Give only the number of lines that include the string "true".

Dataset listings of figures:
-- BEGIN --
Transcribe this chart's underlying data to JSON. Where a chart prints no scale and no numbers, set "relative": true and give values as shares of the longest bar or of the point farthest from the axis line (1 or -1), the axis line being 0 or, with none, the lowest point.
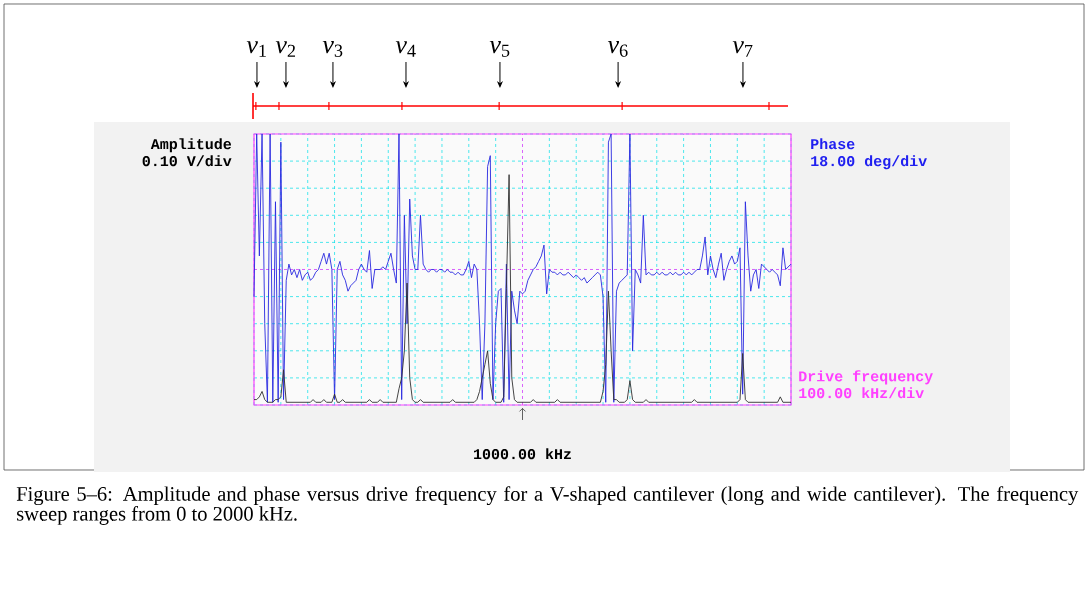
{
  "chart_data": {
    "type": "line",
    "relative": true,
    "xlabel": "Drive frequency",
    "ylabel": "Amplitude",
    "y2label": "Phase",
    "categories": [
      null,
      null,
      null,
      null,
      null,
      null,
      null,
      null,
      null,
      null,
      null,
      null,
      null,
      null,
      null,
      null,
      null,
      null,
      null,
      null,
      null,
      null,
      null,
      null,
      null,
      null,
      null,
      null,
      null,
      null,
      null,
      null,
      null,
      null,
      null,
      null,
      null,
      null,
      null,
      null,
      null,
      null,
      null,
      null,
      null,
      null,
      null,
      null,
      null,
      null,
      null,
      null,
      null,
      null,
      null,
      null,
      null,
      null,
      null,
      null,
      null,
      null,
      null,
      null,
      null,
      null,
      null,
      null,
      null,
      null,
      null,
      null,
      null,
      null,
      null,
      null,
      null,
      null,
      null,
      null,
      null,
      null,
      null,
      null,
      null,
      null,
      null,
      null,
      null,
      null,
      null,
      null,
      null,
      null,
      null,
      null,
      null,
      null,
      null,
      null,
      null,
      null,
      null,
      null,
      null,
      null,
      null,
      null,
      null,
      null,
      null,
      null,
      null,
      null,
      null,
      null,
      null,
      null,
      null,
      null,
      null,
      null,
      null,
      null,
      null,
      null,
      null,
      null,
      null,
      null,
      null,
      null,
      null,
      null,
      null,
      null,
      null,
      null,
      null,
      null,
      null,
      null,
      null,
      null,
      null,
      null,
      null,
      null,
      null,
      null,
      null,
      null,
      null,
      null,
      null,
      null,
      null,
      null,
      null,
      null,
      null,
      null,
      null,
      null,
      null,
      null,
      null,
      null,
      null,
      null,
      null,
      null,
      null,
      null,
      null,
      null,
      null,
      null,
      null,
      null,
      null,
      null,
      null,
      null,
      null,
      null,
      null,
      null,
      null,
      null,
      null,
      null,
      null,
      null,
      null,
      null,
      null,
      null,
      null,
      null,
      null
    ],
    "grid": true,
    "ref_lines": [
      {
        "axis": "y",
        "value": 0.5,
        "color": "#ff40ff",
        "line_style": "dashed"
      }
    ],
    "annotations": [
      "0.10 V/div",
      "18.00 deg/div",
      "100.00 kHz/div",
      "1000.00 kHz",
      "Figure 5–6: Amplitude and phase versus drive frequency for a V-shaped cantilever (long and wide cantilever). The frequency sweep ranges from 0 to 2000 kHz.",
      "*v*$_{1}$",
      "*v*$_{2}$",
      "*v*$_{3}$",
      "*v*$_{4}$",
      "*v*$_{5}$",
      "*v*$_{6}$",
      "*v*$_{7}$"
    ],
    "series": [
      {
        "color": "#2828e0",
        "values": [
          0.4,
          1.0,
          0.55,
          1.0,
          0.3,
          0.01,
          1.0,
          0.01,
          0.75,
          0.01,
          0.97,
          0.02,
          0.46,
          0.52,
          0.48,
          0.5,
          0.47,
          0.5,
          0.46,
          0.48,
          0.49,
          0.46,
          0.47,
          0.49,
          0.5,
          0.53,
          0.56,
          0.52,
          0.56,
          0.5,
          0.02,
          0.5,
          0.53,
          0.48,
          0.46,
          0.42,
          0.44,
          0.45,
          0.46,
          0.5,
          0.52,
          0.5,
          0.49,
          0.57,
          0.43,
          0.5,
          0.5,
          0.5,
          0.51,
          0.5,
          0.53,
          0.56,
          0.5,
          0.45,
          1.0,
          0.02,
          0.7,
          0.3,
          0.76,
          0.55,
          0.5,
          0.5,
          0.7,
          0.52,
          0.5,
          0.49,
          0.5,
          0.5,
          0.49,
          0.5,
          0.5,
          0.49,
          0.5,
          0.49,
          0.49,
          0.48,
          0.49,
          0.48,
          0.48,
          0.5,
          0.53,
          0.47,
          0.52,
          0.5,
          0.3,
          0.02,
          0.3,
          0.88,
          0.92,
          0.02,
          0.3,
          0.42,
          0.43,
          0.01,
          0.52,
          0.02,
          0.42,
          0.35,
          0.3,
          0.42,
          0.41,
          0.42,
          0.46,
          0.48,
          0.5,
          0.51,
          0.53,
          0.55,
          0.59,
          0.41,
          0.5,
          0.49,
          0.49,
          0.48,
          0.49,
          0.48,
          0.48,
          0.49,
          0.48,
          0.47,
          0.48,
          0.47,
          0.46,
          0.47,
          0.45,
          0.46,
          0.47,
          0.48,
          0.49,
          0.48,
          0.4,
          0.01,
          0.97,
          1.0,
          0.01,
          0.42,
          0.45,
          0.46,
          0.47,
          0.48,
          1.0,
          0.2,
          0.5,
          0.48,
          0.45,
          0.7,
          0.48,
          0.49,
          0.48,
          0.48,
          0.49,
          0.48,
          0.49,
          0.48,
          0.48,
          0.49,
          0.48,
          0.49,
          0.48,
          0.48,
          0.49,
          0.48,
          0.49,
          0.48,
          0.49,
          0.5,
          0.5,
          0.55,
          0.62,
          0.48,
          0.55,
          0.5,
          0.47,
          0.52,
          0.56,
          0.46,
          0.5,
          0.53,
          0.55,
          0.52,
          0.53,
          0.58,
          0.04,
          0.75,
          0.55,
          0.42,
          0.48,
          0.5,
          0.43,
          0.52,
          0.51,
          0.5,
          0.49,
          0.5,
          0.49,
          0.48,
          0.44,
          0.58,
          0.5,
          0.51,
          0.52
        ]
      },
      {
        "color": "#303030",
        "values": [
          0.02,
          0.02,
          0.03,
          0.05,
          0.02,
          0.01,
          0.01,
          0.01,
          0.02,
          0.02,
          0.03,
          0.13,
          0.01,
          0.01,
          0.01,
          0.01,
          0.01,
          0.01,
          0.01,
          0.01,
          0.01,
          0.01,
          0.02,
          0.01,
          0.01,
          0.01,
          0.02,
          0.01,
          0.01,
          0.01,
          0.04,
          0.01,
          0.01,
          0.02,
          0.01,
          0.01,
          0.01,
          0.01,
          0.01,
          0.01,
          0.01,
          0.01,
          0.01,
          0.02,
          0.01,
          0.01,
          0.01,
          0.02,
          0.01,
          0.01,
          0.01,
          0.01,
          0.01,
          0.01,
          0.06,
          0.1,
          0.2,
          0.45,
          0.1,
          0.02,
          0.01,
          0.01,
          0.02,
          0.01,
          0.01,
          0.01,
          0.01,
          0.01,
          0.01,
          0.01,
          0.01,
          0.01,
          0.01,
          0.01,
          0.02,
          0.01,
          0.01,
          0.01,
          0.01,
          0.01,
          0.01,
          0.01,
          0.01,
          0.02,
          0.05,
          0.1,
          0.15,
          0.2,
          0.08,
          0.02,
          0.01,
          0.01,
          0.01,
          0.03,
          0.43,
          0.85,
          0.1,
          0.02,
          0.01,
          0.01,
          0.01,
          0.01,
          0.01,
          0.01,
          0.02,
          0.01,
          0.01,
          0.01,
          0.01,
          0.01,
          0.01,
          0.01,
          0.01,
          0.02,
          0.01,
          0.01,
          0.01,
          0.01,
          0.01,
          0.01,
          0.01,
          0.01,
          0.01,
          0.01,
          0.01,
          0.01,
          0.01,
          0.01,
          0.01,
          0.01,
          0.05,
          0.15,
          0.42,
          0.2,
          0.02,
          0.02,
          0.01,
          0.01,
          0.01,
          0.02,
          0.09,
          0.02,
          0.01,
          0.01,
          0.01,
          0.01,
          0.02,
          0.01,
          0.01,
          0.01,
          0.01,
          0.01,
          0.01,
          0.01,
          0.01,
          0.01,
          0.01,
          0.01,
          0.01,
          0.01,
          0.01,
          0.01,
          0.01,
          0.01,
          0.02,
          0.01,
          0.01,
          0.01,
          0.01,
          0.01,
          0.01,
          0.01,
          0.01,
          0.01,
          0.01,
          0.01,
          0.01,
          0.01,
          0.01,
          0.01,
          0.01,
          0.02,
          0.19,
          0.02,
          0.01,
          0.01,
          0.01,
          0.01,
          0.01,
          0.01,
          0.01,
          0.01,
          0.01,
          0.01,
          0.01,
          0.01,
          0.03,
          0.01,
          0.01,
          0.01,
          0.01
        ]
      }
    ]
  }
}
-- END --
:: Result of this exercise ::
3